■ Text provided ■
I didn’t know what I was doing as a dad for the first 15 years of our family life.  I made it up every day as I went along.  And often poorly.  I’ve already confessed to you that I was absent far too often, trying to be the surrogate dad for every kid in the county, trying to build a reputation as a world-class youth minister and meet everybody’s expectations, while Debbie was left to be both mom and dad for our girls.  I carry remorse and regret for this, but my girls have given me a get-out-of-jail card for it, and have forgiven me.  I’m very grateful for this.  And glad they turned out so much like their mom.

When I closed out a 17-year youth ministry career and started working in family ministry, I realized I had to make some changes.  The two most significant changes were 1) be a much-improved husband, and 2) be a much-improved dad.  If I was going to have the audacity to tell other men how to do this, I’d better get these things in better shape in my own life.  So I did.  I went to work on these two things with my full intention.  I read dozens and dozens of books.  I went to seminars and workshops.  I went to enough Promise Keepers events that I could almost have been given a perfect attendance pin.  I carefully watched men who seemed to know what they were doing in these two areas and took notes (sometimes literally).  I decided that learning to be a great husband and dad was my full-time job and everything else in my ministry life would be an outflow of that.

At that point in time, I didn’t know much about God’s grace.  I just knew that I wanted to be a better husband and dad, and that I was willing to make the payments on this, as best I could.  God honored this.  He gave me so much more than I could ever have deserved.  In retrospect, the most important lesson I have drawn from those years in my life is simply it’s all about grace.  You’ve got to partner with God and go to work, because there’s work involved, and lots of it.  But the outcomes are the result of His grace before your effort.

I’ve known other guys who seemed to be as serious about being good dads and husbands as I was, whose marriages didn’t flourish, and whose kids crashed and burned.  I’ve known of guys who’ve written good books about this stuff, whose own personal lives, marriages and families didn’t turn out happily-ever-after.  Sometimes they were a bloody mess.  Sometimes people who work all the right formulas don’t get the outcomes they had hoped for.  I’m not throwing stones here.  Just making an observation.  I can’t (and won’t) judge these people.  I know better than to do that.  But for God’s amazing grace, I’d be among them.

On this Father’s Day Eve, I want to throw out two challenges.  First a challenge to dads.  Suck it up, buttercup.  Get with it.  Lay your pride and your comfort aside and do the WORK of being a dad.  Do things for your wife and kids that take you out of your LazyBoy and out of your comfort zone.  Give up some of your stuff (literally and figuratively) so there will be more of you present with your wife and kids.  Admit to yourself that it’s not all about you being happy, and then act like that’s true.  Step back from all the things you do for them and yourself long enough to ask yourself this strong question: What’s it like to be on the other side of me?  If you don’t like what you get as an answer, quit whining about it and start working on it in partnership with God.  If this seems harsh, get over it.  Life’s hard.  And if you want to be a great dad, you’ve got to be deadly intentional and make some serious sacrifices.  That’s it.  Mike drop.

■ Material shown ■
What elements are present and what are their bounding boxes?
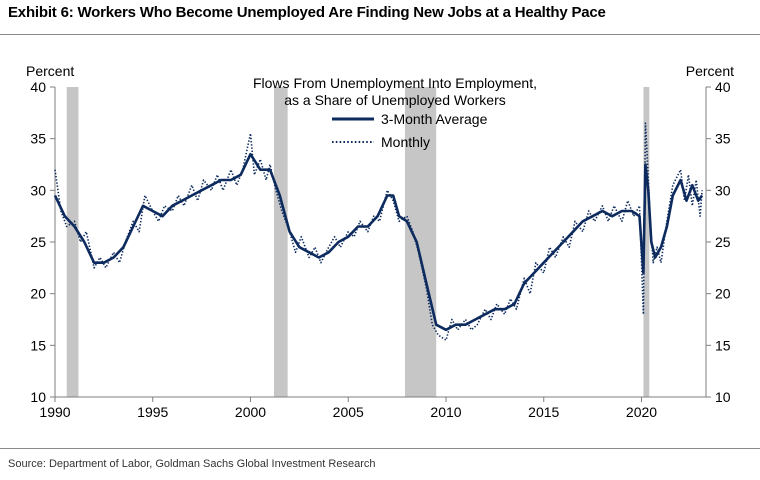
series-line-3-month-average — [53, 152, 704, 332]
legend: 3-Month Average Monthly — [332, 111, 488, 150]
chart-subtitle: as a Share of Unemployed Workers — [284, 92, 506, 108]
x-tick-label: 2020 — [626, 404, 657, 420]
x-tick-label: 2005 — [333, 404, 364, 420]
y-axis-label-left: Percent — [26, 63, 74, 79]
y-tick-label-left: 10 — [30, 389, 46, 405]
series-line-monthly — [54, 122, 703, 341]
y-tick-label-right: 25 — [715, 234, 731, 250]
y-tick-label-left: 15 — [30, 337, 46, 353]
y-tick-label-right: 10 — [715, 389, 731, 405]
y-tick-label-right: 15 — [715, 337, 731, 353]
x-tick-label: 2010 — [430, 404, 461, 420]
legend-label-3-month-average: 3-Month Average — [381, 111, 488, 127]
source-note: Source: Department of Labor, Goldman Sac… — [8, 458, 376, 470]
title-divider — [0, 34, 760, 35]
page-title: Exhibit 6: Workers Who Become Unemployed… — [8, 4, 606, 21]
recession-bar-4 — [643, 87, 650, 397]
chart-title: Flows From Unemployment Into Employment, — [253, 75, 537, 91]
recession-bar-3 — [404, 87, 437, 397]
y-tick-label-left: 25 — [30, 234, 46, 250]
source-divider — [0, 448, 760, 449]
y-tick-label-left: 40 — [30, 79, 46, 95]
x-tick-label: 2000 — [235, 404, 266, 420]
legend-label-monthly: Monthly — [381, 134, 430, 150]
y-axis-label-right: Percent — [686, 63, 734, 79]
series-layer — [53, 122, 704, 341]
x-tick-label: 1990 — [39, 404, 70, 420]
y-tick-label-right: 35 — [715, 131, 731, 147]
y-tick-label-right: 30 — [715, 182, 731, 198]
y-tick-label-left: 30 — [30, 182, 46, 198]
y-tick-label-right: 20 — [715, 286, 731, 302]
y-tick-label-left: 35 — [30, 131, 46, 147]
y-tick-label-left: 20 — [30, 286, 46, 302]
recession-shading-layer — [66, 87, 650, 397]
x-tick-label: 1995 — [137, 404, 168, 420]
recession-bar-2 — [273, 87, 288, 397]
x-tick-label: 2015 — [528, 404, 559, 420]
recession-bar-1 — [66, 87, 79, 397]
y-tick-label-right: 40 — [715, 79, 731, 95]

---

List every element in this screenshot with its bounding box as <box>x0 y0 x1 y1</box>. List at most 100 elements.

■ Task set ■
1: According to the post on fatherhood, how many years did the writer's youth ministry career last?
2: Rewrite the part of the post on fatherhood starting at "I’ve known other" and ending at "be among them.", putting "rocks" in place of "stones".

■ Responses to the tasks ■
1: 17 years

2:
I’ve known other guys who seemed to be as serious about being good dads and husbands as I was, whose marriages didn’t flourish, and whose kids crashed and burned.  I’ve known of guys who’ve written good books about this stuff, whose own personal lives, marriages and families didn’t turn out happily-ever-after.  Sometimes they were a bloody mess.  Sometimes people who work all the right formulas don’t get the outcomes they had hoped for.  I’m not throwing rocks here.  Just making an observation.  I can’t (and won’t) judge these people.  I know better than to do that.  But for God’s amazing grace, I’d be among them.